_The request_
Copy the part that opens with the line containing "contact: Obi Onyegesi" and closes with the line containing "logo-part: The University", substituting "qr-module" for each "qr-cell" and changing nothing else.
══════════════════════════════
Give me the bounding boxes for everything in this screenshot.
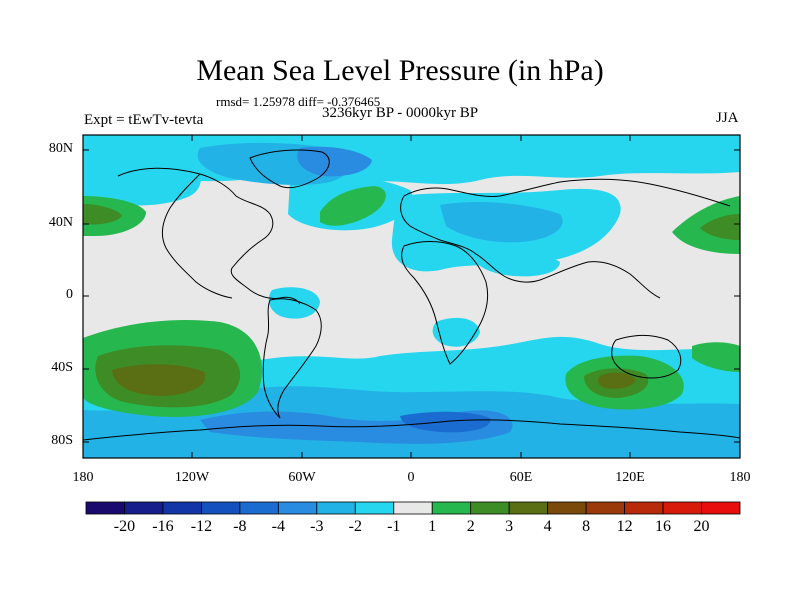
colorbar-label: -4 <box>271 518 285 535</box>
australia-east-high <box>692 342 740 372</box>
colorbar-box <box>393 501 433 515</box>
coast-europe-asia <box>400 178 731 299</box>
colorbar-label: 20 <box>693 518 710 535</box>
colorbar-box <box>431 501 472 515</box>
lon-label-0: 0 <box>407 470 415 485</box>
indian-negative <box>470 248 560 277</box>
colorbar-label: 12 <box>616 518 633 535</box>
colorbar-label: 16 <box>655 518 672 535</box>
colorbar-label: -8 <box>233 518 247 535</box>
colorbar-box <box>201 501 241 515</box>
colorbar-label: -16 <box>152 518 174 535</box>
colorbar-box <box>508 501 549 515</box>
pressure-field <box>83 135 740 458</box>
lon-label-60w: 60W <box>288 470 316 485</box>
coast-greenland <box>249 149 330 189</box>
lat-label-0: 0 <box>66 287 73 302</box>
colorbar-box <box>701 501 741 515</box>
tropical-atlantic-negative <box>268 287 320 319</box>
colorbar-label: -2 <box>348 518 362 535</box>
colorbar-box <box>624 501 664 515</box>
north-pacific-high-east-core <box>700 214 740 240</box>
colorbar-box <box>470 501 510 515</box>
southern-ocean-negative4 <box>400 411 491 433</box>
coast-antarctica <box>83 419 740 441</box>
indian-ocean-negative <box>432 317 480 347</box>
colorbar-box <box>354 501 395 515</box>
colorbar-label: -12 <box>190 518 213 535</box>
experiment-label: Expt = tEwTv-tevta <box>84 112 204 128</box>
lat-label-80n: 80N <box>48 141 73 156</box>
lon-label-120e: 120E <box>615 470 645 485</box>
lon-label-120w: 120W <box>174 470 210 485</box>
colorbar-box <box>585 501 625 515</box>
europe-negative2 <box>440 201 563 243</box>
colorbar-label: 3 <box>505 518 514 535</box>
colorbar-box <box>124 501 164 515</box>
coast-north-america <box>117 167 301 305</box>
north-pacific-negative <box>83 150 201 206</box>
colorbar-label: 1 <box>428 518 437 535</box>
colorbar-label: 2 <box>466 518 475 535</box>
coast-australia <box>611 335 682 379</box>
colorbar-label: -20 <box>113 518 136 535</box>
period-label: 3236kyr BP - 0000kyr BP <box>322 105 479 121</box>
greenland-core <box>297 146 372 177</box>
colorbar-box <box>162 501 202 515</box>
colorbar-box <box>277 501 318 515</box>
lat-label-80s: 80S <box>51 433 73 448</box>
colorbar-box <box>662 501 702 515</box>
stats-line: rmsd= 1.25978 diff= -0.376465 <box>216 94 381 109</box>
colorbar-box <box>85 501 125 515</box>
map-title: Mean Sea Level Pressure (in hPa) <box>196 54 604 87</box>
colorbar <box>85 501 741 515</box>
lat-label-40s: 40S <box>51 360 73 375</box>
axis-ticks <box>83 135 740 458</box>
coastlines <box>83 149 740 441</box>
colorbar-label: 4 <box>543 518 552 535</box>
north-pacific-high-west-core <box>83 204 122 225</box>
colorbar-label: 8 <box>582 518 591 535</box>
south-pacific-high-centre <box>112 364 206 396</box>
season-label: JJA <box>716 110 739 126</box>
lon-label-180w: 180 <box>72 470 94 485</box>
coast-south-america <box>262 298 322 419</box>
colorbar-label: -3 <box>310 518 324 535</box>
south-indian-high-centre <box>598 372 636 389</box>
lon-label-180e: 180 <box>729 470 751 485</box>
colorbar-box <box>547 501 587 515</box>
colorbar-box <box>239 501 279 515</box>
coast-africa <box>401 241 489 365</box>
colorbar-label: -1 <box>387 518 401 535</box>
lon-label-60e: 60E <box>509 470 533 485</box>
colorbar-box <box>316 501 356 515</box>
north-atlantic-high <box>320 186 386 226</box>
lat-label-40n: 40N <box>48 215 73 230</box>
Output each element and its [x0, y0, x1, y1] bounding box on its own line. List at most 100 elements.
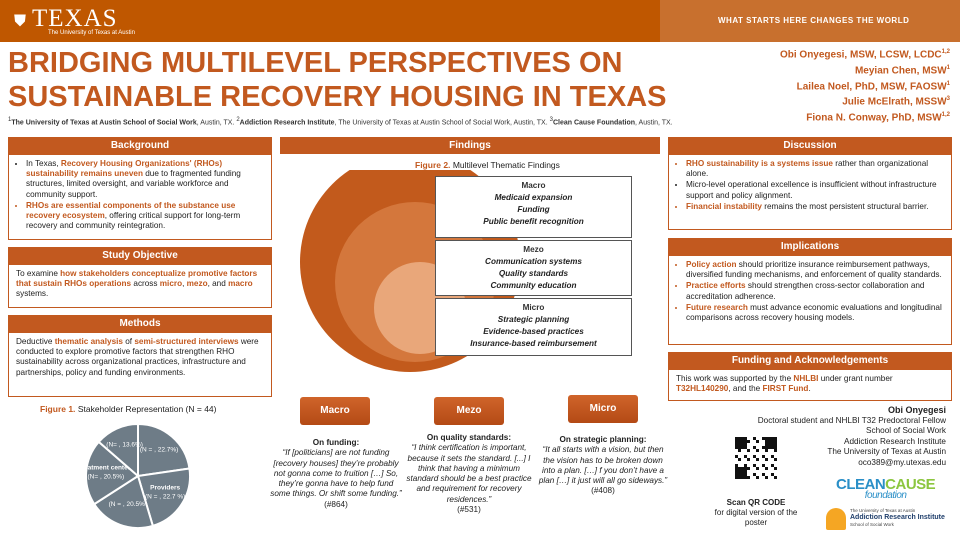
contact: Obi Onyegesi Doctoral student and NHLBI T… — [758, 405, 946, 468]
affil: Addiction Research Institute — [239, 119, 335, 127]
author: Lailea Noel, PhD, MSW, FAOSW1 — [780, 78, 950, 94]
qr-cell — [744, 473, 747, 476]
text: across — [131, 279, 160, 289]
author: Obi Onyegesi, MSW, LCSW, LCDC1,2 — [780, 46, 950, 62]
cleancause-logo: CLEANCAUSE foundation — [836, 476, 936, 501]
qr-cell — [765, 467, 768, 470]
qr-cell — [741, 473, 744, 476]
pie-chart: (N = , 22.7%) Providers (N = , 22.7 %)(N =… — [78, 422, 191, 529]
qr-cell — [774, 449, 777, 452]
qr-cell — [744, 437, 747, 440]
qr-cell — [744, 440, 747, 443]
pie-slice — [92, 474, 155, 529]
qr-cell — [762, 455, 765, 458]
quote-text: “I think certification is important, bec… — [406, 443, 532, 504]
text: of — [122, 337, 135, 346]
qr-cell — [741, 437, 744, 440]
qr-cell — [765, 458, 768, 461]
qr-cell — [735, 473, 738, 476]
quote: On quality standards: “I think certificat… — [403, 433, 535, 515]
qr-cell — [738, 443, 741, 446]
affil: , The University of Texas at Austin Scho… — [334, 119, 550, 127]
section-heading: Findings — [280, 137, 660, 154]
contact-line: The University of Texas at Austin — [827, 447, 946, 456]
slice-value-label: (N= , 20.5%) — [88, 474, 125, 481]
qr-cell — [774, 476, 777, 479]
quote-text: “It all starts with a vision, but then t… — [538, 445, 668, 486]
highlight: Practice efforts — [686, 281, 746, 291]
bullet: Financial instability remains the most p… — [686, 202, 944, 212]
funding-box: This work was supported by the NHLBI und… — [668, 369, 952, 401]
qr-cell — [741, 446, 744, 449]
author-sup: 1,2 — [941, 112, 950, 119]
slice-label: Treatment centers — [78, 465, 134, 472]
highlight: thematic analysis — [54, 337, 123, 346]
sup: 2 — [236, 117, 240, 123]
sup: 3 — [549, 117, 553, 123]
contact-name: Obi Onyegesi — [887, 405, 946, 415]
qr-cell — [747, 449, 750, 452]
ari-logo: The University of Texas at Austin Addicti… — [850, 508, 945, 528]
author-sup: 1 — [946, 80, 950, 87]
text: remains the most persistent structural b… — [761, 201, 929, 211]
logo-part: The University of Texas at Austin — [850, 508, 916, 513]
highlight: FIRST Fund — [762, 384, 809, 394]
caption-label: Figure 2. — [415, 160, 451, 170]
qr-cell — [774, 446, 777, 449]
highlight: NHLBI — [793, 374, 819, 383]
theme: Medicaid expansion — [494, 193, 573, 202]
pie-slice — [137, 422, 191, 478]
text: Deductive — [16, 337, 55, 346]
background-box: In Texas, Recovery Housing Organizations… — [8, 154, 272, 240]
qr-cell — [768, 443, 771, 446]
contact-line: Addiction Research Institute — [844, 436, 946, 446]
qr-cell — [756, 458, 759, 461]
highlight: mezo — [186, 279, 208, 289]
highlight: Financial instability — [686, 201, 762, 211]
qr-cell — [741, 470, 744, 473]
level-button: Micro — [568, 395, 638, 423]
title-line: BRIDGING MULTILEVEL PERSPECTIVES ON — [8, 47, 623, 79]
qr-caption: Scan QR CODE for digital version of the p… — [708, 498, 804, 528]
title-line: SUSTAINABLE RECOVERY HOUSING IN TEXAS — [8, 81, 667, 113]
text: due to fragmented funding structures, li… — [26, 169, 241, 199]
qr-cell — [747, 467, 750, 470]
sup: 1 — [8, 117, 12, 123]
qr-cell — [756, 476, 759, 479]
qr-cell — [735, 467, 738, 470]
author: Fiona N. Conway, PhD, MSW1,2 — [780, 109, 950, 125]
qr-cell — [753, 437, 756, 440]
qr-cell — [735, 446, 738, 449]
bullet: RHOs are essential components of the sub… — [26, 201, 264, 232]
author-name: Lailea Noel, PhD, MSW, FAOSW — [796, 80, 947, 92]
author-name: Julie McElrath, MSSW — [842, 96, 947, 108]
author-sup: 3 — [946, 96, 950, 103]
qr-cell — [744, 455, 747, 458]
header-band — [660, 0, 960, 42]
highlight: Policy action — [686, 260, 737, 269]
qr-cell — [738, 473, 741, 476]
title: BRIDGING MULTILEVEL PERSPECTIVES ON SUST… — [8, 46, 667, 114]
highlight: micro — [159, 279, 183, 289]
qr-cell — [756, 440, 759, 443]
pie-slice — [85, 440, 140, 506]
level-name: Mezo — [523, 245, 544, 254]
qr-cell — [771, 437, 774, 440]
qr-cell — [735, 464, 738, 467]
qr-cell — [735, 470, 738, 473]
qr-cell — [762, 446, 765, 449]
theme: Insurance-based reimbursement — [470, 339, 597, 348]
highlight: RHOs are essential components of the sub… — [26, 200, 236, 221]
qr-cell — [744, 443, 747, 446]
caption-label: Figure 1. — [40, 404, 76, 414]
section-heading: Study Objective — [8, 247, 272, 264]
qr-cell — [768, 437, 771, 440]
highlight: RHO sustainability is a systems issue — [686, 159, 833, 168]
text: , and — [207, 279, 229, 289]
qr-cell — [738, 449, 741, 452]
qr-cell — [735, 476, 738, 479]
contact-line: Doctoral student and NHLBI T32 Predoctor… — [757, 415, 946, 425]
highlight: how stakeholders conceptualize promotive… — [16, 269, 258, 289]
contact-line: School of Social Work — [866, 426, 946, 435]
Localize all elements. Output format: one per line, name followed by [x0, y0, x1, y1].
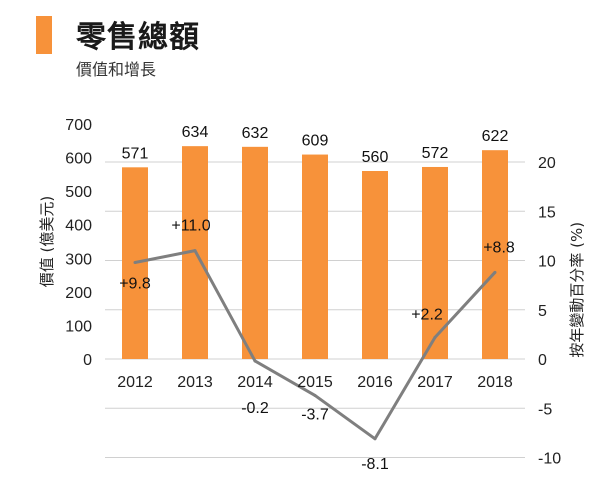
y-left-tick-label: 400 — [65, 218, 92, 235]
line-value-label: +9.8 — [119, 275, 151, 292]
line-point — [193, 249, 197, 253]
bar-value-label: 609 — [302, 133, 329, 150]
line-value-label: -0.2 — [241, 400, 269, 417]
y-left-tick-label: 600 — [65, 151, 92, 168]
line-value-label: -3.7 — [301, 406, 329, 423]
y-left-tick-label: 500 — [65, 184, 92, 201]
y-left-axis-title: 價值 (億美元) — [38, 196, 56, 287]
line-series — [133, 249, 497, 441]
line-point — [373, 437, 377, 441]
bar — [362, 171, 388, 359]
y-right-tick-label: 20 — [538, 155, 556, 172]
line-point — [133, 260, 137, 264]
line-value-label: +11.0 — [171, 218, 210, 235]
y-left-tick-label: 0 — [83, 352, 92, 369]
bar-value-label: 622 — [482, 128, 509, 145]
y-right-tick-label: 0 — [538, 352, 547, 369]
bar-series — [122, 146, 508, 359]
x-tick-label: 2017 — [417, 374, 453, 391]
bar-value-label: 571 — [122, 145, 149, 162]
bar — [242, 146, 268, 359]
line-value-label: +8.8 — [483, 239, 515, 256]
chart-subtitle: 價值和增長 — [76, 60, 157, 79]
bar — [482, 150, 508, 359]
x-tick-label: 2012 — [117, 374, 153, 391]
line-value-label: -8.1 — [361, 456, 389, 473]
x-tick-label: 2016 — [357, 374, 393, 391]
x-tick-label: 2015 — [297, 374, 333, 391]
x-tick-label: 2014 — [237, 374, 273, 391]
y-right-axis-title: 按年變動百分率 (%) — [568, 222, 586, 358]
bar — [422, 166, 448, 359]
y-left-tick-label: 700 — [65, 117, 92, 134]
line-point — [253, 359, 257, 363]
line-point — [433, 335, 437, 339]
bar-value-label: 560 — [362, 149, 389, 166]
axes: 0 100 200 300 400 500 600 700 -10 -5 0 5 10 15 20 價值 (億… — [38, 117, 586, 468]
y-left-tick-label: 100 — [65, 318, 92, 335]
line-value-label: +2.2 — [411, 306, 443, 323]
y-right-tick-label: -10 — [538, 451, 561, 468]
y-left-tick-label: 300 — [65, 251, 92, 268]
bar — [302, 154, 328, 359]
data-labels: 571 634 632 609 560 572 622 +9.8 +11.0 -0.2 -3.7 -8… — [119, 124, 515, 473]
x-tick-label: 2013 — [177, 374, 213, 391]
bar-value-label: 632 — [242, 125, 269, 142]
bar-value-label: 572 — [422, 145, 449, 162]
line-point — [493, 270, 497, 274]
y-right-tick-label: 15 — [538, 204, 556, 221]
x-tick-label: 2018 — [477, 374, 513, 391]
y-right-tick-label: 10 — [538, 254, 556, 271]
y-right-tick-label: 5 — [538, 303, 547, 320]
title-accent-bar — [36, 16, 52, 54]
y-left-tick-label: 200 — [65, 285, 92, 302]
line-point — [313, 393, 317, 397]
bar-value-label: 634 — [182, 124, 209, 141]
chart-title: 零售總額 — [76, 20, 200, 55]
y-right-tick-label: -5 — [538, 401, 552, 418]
══════════════════════════════
_Output for this exercise_
contact: Obi Onyegesi Doctoral student and NHLBI T… — [758, 405, 946, 468]
affil: Addiction Research Institute — [239, 119, 335, 127]
author: Lailea Noel, PhD, MSW, FAOSW1 — [780, 78, 950, 94]
qr-module — [744, 473, 747, 476]
text: across — [131, 279, 160, 289]
author: Obi Onyegesi, MSW, LCSW, LCDC1,2 — [780, 46, 950, 62]
cleancause-logo: CLEANCAUSE foundation — [836, 476, 936, 501]
qr-module — [765, 467, 768, 470]
qr-module — [741, 473, 744, 476]
pie-chart: (N = , 22.7%) Providers (N = , 22.7 %)(N =… — [78, 422, 191, 529]
qr-module — [774, 449, 777, 452]
qr-module — [744, 437, 747, 440]
qr-module — [744, 440, 747, 443]
pie-slice — [92, 474, 155, 529]
qr-module — [762, 455, 765, 458]
quote-text: “I think certification is important, bec… — [406, 443, 532, 504]
text: of — [122, 337, 135, 346]
qr-module — [741, 437, 744, 440]
qr-module — [765, 458, 768, 461]
qr-module — [735, 473, 738, 476]
quote: On quality standards: “I think certificat… — [403, 433, 535, 515]
qr-module — [738, 443, 741, 446]
affil: , The University of Texas at Austin Scho… — [334, 119, 550, 127]
section-heading: Findings — [280, 137, 660, 154]
contact-line: The University of Texas at Austin — [827, 447, 946, 456]
slice-value-label: (N= , 20.5%) — [88, 474, 125, 481]
qr-module — [774, 476, 777, 479]
quote-text: “It all starts with a vision, but then t… — [538, 445, 668, 486]
highlight: Practice efforts — [686, 281, 746, 291]
bullet: Financial instability remains the most p… — [686, 202, 944, 212]
funding-box: This work was supported by the NHLBI und… — [668, 369, 952, 401]
qr-module — [741, 446, 744, 449]
author-sup: 1,2 — [941, 112, 950, 119]
slice-label: Treatment centers — [78, 465, 134, 472]
highlight: thematic analysis — [54, 337, 123, 346]
sup: 2 — [236, 117, 240, 123]
sup: 3 — [549, 117, 553, 123]
contact-name: Obi Onyegesi — [887, 405, 946, 415]
qr-module — [747, 449, 750, 452]
ari-logo: The University of Texas at Austin Addicti… — [850, 508, 945, 528]
author-sup: 1 — [946, 80, 950, 87]
text: remains the most persistent structural b… — [761, 201, 929, 211]
logo-part: The University of Texas at Austin — [850, 508, 916, 513]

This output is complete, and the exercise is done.